──────── Estratto fornito

Notiamo una poesia autografa di Alda Merini, un’opera di Sebastiano Vassalli (l’invito al suo matrimonio), un quadretto di Enrico Pandiani, un’illustrazione di Otto Gabos. "Nella cameretta/studio, che sta diventando la stanza dei fumetti” commenta Stefano, “ci sono un Manara e una tavola di Dylan Dog”.
Francesca e Stefano hanno rispettato il carattere della casa - gli infissi, i termosifoni, i tubi del riscaldamento a vista, le cornici delle porte - accostandogli però un’anima moderna, uno stile nordico eppure colorato. È una casa che è stata arredata col tempo e per loro non è ancora finita. Vorrebbero dipingere, per esempio, una parete della camera da letto. (Durante il tempo trascorso dalla stesura di questo articolo e la sua pubblicazione l’hanno fatto! E ve lo mostreremo a tempo debito)
“È un quadro dell’editore Luigi Spagnol, a cui sono molto affezionato. Luigi è mancato un mese dopo averlo terminato. Quando gli ho chiesto se mi regalava una sua opera lui ha acconsentito, a patto che gli facessi un mobile per il nuovo studio. Ho detto di sì, dimenticandomene subito dopo. Dopo qualche mese, Luigi mi ha avvertito nel bel mezzo di una riunione con molte persone che il suo quadro era pronto. Mi sono messo subito al lavoro e in una settimana gli ho costruito un mobile bellissimo, forse il più bello che io abbia mai fatto. Il giorno in cui gliel’ho consegnato è stata l’ultima volta che l’ho visto. Ma è un bel ricordo, perché era felicissimo”.
"Come vedete" ci dice Stefano, "questa tavola di Dylan Dog incorniciata è l’originale di una tavola andata poi in stampa con una piccola differenza… Riuscite a scovarla?"
Come un pranzo in famiglia
Il giorno successivo siamo ancora da loro per lo shooting. La conversazione riprende con naturalezza e una sorpresa: ci invitano a partecipare al loro pranzo della domenica. Ci accorgiamo che è quasi l’ora di mangiare quando suona il campanello e un fattorino recapita una bottiglia di bianco. È da parte di Giuseppe, il fratello di Francesca, che sta arrivando. Lavora per un’azienda di wine delivery e si è portato avanti con gli omaggi. In effetti, dopo una decina di minuti arriva anche lui. Basta distrarci un attimo a fotografare la camera da letto, che troviamo la tavola imbandita come se fosse festa. La tovaglia è stata confezionata dalla zia di Francesca. Pare che non fossero d’accordo sulla scelta del servizio di piatti e dei bicchieri, ma l’ha avuta vinta Stefano. Francesca era troppo intenta a cucinare. Antipasti e primo di pesce, contorni, vino, grappe fatte in casa. Anche se sono solo due giorni che siamo con loro, ci sentiamo già di casa, al punto che sappiamo dove sono le tazzine del caffè e aiutiamo a servirlo, bollente, con i brownies.

────────────────

Continua il racconto sulla casa di Francesca e Stefano a partire dalla sua ultima frase. Le righe che vengono dopo non hanno alcun ruolo in questo lavoro.

──────── Dati forniti

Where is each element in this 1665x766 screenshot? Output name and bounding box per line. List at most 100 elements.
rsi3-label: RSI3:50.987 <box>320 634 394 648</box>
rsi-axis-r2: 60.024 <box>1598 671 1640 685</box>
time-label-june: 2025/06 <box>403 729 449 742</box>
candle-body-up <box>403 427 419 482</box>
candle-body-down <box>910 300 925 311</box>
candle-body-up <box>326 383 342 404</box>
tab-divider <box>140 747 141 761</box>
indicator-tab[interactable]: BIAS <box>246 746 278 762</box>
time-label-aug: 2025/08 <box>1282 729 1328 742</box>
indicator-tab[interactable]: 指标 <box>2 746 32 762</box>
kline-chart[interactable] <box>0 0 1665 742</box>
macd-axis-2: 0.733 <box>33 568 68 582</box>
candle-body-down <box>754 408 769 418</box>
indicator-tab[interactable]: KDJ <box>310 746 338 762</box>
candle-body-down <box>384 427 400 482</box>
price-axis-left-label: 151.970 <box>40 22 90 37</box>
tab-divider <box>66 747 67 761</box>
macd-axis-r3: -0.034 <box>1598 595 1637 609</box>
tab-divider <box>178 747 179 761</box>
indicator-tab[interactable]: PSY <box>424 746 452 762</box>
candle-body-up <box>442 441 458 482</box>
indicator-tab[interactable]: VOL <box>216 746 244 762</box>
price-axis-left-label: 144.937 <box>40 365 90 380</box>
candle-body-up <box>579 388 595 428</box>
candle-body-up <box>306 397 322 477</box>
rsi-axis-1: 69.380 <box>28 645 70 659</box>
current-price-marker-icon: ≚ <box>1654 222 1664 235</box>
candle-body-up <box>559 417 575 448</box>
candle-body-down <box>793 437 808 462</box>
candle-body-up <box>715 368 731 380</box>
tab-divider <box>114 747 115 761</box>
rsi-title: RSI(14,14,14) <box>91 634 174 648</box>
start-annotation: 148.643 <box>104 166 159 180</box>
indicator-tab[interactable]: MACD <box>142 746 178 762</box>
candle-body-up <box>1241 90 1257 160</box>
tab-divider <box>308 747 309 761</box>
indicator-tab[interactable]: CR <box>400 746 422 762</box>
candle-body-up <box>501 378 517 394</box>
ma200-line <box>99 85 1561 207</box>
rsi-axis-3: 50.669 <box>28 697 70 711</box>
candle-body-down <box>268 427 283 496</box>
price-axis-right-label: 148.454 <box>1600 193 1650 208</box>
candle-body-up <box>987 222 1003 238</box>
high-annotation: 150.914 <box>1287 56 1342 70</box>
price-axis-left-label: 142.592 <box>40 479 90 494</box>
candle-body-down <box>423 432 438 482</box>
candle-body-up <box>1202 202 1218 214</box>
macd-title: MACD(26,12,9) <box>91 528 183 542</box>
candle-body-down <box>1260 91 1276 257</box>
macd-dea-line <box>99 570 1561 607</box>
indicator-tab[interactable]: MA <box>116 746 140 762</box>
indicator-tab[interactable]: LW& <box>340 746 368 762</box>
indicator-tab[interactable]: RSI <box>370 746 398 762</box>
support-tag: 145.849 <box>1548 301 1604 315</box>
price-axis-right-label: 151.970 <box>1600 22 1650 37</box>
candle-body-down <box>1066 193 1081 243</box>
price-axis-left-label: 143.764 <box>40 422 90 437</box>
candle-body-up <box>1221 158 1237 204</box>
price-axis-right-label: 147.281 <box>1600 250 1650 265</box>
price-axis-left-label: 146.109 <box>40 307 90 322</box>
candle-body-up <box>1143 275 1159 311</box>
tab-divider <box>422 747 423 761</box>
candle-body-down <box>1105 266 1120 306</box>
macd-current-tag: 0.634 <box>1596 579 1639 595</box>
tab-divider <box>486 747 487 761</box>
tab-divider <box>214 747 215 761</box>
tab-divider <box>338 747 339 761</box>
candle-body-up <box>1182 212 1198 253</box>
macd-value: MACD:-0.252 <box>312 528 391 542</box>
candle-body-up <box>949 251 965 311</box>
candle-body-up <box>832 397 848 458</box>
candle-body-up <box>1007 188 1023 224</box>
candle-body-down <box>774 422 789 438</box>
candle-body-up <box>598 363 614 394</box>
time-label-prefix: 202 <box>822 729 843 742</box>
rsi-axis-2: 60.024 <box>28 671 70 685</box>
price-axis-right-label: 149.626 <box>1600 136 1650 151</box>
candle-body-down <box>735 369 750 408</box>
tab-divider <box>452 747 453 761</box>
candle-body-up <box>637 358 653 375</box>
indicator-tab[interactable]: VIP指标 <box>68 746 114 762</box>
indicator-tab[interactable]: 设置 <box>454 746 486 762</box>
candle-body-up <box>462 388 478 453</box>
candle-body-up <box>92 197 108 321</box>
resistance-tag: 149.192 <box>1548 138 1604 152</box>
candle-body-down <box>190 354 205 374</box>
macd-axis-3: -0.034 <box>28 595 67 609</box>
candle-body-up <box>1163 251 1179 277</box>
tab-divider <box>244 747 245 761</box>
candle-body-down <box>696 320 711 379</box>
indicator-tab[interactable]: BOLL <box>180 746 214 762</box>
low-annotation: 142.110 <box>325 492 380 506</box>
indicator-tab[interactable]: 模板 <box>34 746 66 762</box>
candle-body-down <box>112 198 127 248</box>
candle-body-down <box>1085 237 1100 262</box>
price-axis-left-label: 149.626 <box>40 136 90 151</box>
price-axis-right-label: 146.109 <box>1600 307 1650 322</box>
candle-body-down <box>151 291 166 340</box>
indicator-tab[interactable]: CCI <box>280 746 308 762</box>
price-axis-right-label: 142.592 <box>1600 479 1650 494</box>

────────────────

*In risposta*.
“Ricordo più bello che avrò di mio nipote" dice Francesca riferendosi all'enorme peluche rosa. "Ho raggiunto lui e il resto della famiglia in un ristorante per i miei quarant’anni. L’ho trovato seduto a capotavola abbracciato a questo fenicottero più grande di lui. Il suo regalo, comprato con la paghetta”.
Beviamo un ultimo caffè prima di salutarli. Li abbiamo sequestrati per un weekend, sottoponendoli anche alle torture dell’obiettivo fotografico, che non amano, ma non si sono mai lamentati. Sempre a disposizione, sempre presenti.
Saremmo potute stare ancora, tutto qui dentro ha un significato e una storia. Una casa fatta di dettagli che si aprono su mondi da scoprire.
"Adottate per un fine settimana", ci diciamo dopo averli salutati.
“Domattina ci sentiremo un po’ spaesate”.
“Ci mancheranno”.
Appassionati lettori: finalmente una vera soluzione alla pila di libri infinita sul comodino! Con lo scolapiatti di legno dell’Ikea riesci a tenerne tanti in poco spazio e sempre ben ordinati.
E ancora si parla di libri! Non poteva essere altrimenti, a casa di due editori. Anche i volumi di cui vorreste disfarvi possono tornare utili con un po’ di creatività. Stefano qui si è sbizzarito e per Francesca ha dato una seconda vita a questo vecchio libro. A noi piace tantissimo.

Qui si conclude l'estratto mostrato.